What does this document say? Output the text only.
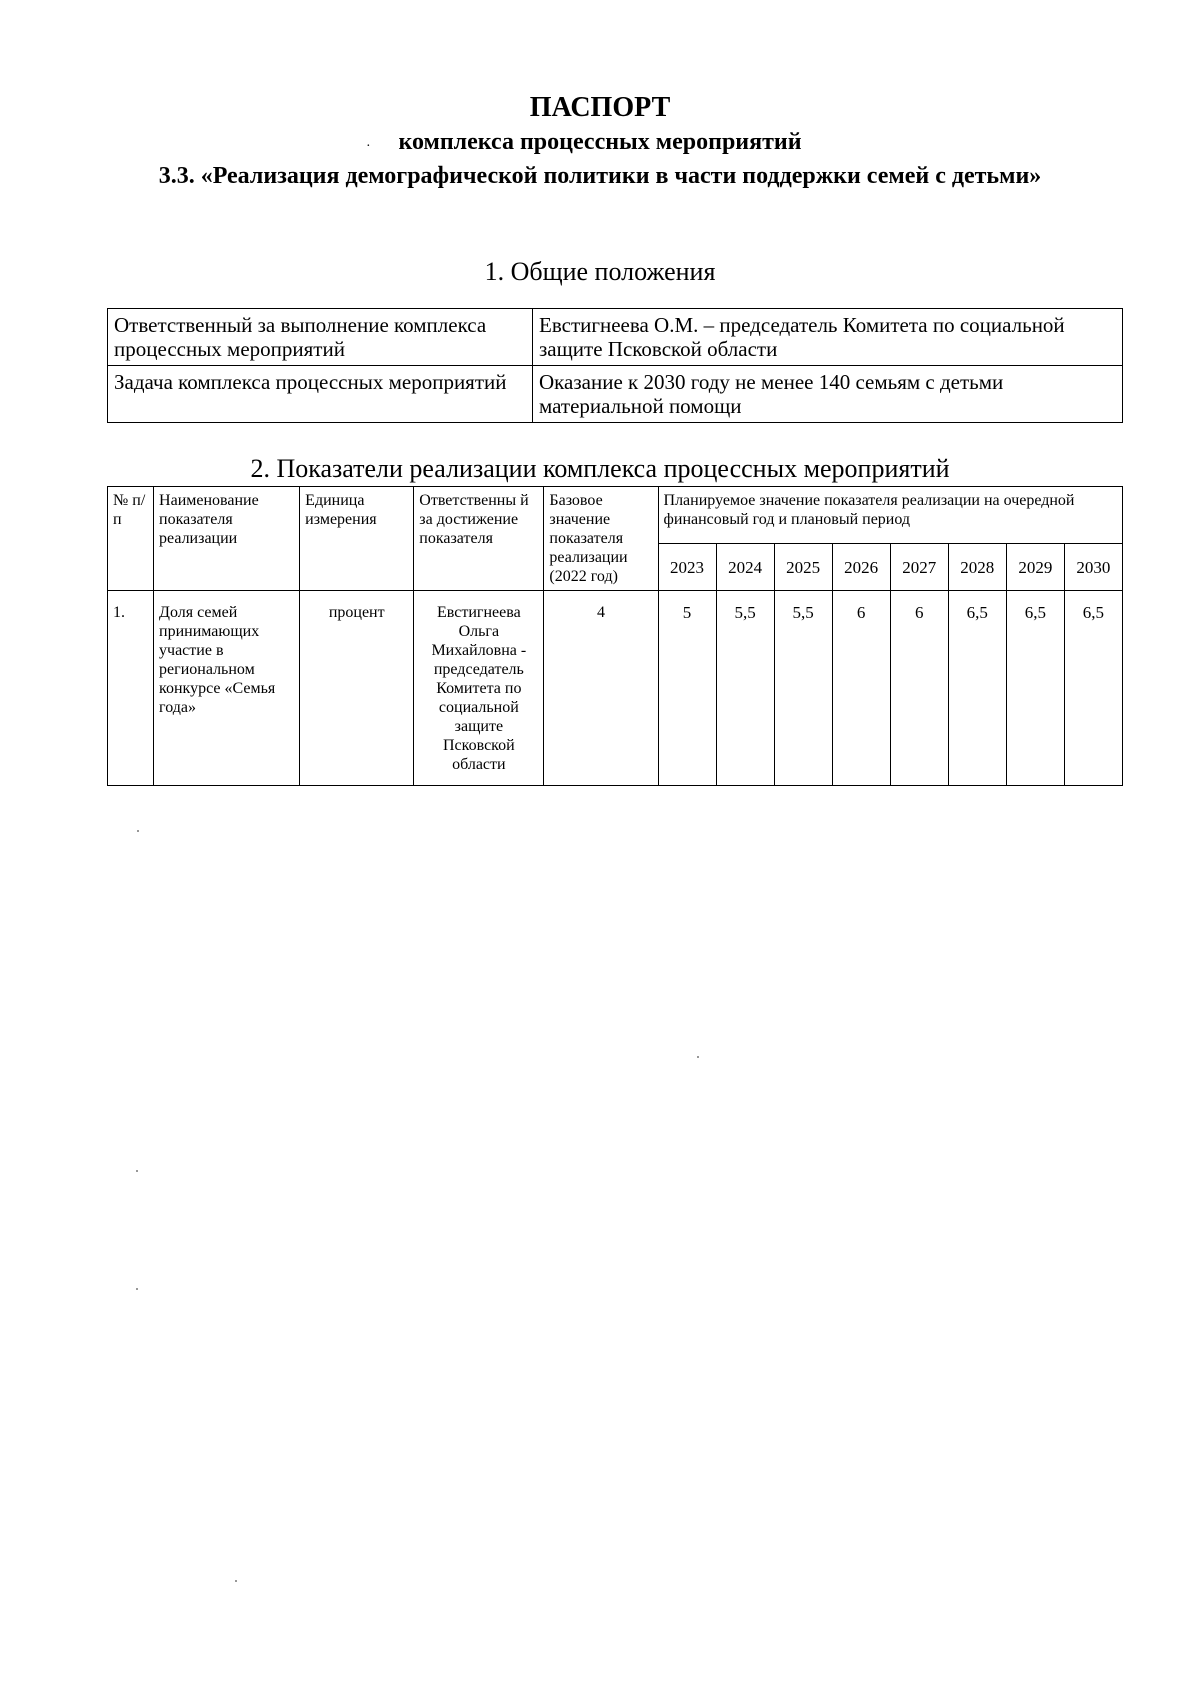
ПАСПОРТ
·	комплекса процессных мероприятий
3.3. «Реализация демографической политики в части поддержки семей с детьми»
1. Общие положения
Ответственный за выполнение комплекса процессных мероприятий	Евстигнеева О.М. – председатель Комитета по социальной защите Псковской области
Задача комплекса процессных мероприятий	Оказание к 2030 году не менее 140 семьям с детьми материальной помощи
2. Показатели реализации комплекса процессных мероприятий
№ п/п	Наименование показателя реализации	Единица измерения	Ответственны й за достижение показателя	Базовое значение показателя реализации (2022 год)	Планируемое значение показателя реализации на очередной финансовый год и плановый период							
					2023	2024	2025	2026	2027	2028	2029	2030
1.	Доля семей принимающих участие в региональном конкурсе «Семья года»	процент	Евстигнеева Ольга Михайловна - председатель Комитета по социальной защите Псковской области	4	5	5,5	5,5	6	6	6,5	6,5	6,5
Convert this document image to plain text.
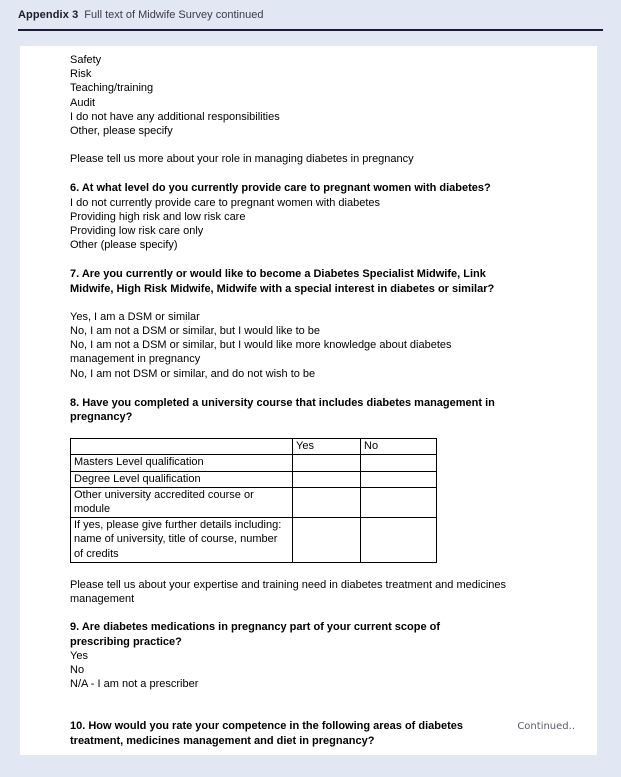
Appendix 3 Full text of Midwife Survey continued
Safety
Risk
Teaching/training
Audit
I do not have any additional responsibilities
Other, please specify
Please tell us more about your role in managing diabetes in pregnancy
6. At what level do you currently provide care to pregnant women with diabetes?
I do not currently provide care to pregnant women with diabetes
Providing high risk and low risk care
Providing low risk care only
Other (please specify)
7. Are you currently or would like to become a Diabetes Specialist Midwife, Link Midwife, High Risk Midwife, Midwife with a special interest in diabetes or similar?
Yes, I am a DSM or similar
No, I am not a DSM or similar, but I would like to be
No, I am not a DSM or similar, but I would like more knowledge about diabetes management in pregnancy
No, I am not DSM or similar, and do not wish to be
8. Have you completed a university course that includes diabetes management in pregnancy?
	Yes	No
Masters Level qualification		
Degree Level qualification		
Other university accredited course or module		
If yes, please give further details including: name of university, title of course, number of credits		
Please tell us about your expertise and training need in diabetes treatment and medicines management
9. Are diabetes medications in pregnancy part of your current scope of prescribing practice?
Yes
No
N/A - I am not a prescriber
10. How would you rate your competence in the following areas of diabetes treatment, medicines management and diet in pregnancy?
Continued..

++++++++++++++++++++

Check every line of the data above for the string "социальной", and copy those that have it.

Output for this exercise:
Ответственный за выполнение комплекса процессных мероприятий	Евстигнеева О.М. – председатель Комитета по социальной защите Псковской области
1.	Доля семей принимающих участие в региональном конкурсе «Семья года»	процент	Евстигнеева Ольга Михайловна - председатель Комитета по социальной защите Псковской области	4	5	5,5	5,5	6	6	6,5	6,5	6,5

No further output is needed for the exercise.